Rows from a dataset
* begin *
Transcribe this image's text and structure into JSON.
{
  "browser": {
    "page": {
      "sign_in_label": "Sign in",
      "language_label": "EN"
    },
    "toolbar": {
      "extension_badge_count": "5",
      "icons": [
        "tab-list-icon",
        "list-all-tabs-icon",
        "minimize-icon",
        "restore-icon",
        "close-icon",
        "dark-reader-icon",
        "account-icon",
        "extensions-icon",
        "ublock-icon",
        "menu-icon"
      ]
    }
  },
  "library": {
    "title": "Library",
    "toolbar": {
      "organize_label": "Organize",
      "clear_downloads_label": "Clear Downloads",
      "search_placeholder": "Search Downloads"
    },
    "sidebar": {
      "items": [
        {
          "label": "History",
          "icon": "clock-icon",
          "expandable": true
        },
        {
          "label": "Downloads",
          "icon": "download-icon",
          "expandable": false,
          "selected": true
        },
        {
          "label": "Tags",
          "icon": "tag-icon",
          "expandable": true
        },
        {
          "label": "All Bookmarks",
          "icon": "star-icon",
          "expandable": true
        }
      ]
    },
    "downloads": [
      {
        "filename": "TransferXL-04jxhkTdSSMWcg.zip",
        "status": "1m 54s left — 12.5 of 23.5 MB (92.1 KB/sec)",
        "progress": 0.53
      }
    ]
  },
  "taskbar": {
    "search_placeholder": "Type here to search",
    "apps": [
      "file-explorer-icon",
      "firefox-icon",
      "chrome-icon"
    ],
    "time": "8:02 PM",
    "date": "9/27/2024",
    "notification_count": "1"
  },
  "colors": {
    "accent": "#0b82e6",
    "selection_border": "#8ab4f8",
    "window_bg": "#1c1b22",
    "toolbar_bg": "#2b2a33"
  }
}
* end *
--- EXERCISE ---
Write out the entries in full, exactly as given.

--- REPLY ---
Transcribe this image's text and structure into JSON.
{
  "browser": {
    "page": {
      "sign_in_label": "Sign in",
      "language_label": "EN"
    },
    "toolbar": {
      "extension_badge_count": "5",
      "icons": [
        "tab-list-icon",
        "list-all-tabs-icon",
        "minimize-icon",
        "restore-icon",
        "close-icon",
        "dark-reader-icon",
        "account-icon",
        "extensions-icon",
        "ublock-icon",
        "menu-icon"
      ]
    }
  },
  "library": {
    "title": "Library",
    "toolbar": {
      "organize_label": "Organize",
      "clear_downloads_label": "Clear Downloads",
      "search_placeholder": "Search Downloads"
    },
    "sidebar": {
      "items": [
        {
          "label": "History",
          "icon": "clock-icon",
          "expandable": true
        },
        {
          "label": "Downloads",
          "icon": "download-icon",
          "expandable": false,
          "selected": true
        },
        {
          "label": "Tags",
          "icon": "tag-icon",
          "expandable": true
        },
        {
          "label": "All Bookmarks",
          "icon": "star-icon",
          "expandable": true
        }
      ]
    },
    "downloads": [
      {
        "filename": "TransferXL-04jxhkTdSSMWcg.zip",
        "status": "1m 54s left — 12.5 of 23.5 MB (92.1 KB/sec)",
        "progress": 0.53
      }
    ]
  },
  "taskbar": {
    "search_placeholder": "Type here to search",
    "apps": [
      "file-explorer-icon",
      "firefox-icon",
      "chrome-icon"
    ],
    "time": "8:02 PM",
    "date": "9/27/2024",
    "notification_count": "1"
  },
  "colors": {
    "accent": "#0b82e6",
    "selection_border": "#8ab4f8",
    "window_bg": "#1c1b22",
    "toolbar_bg": "#2b2a33"
  }
}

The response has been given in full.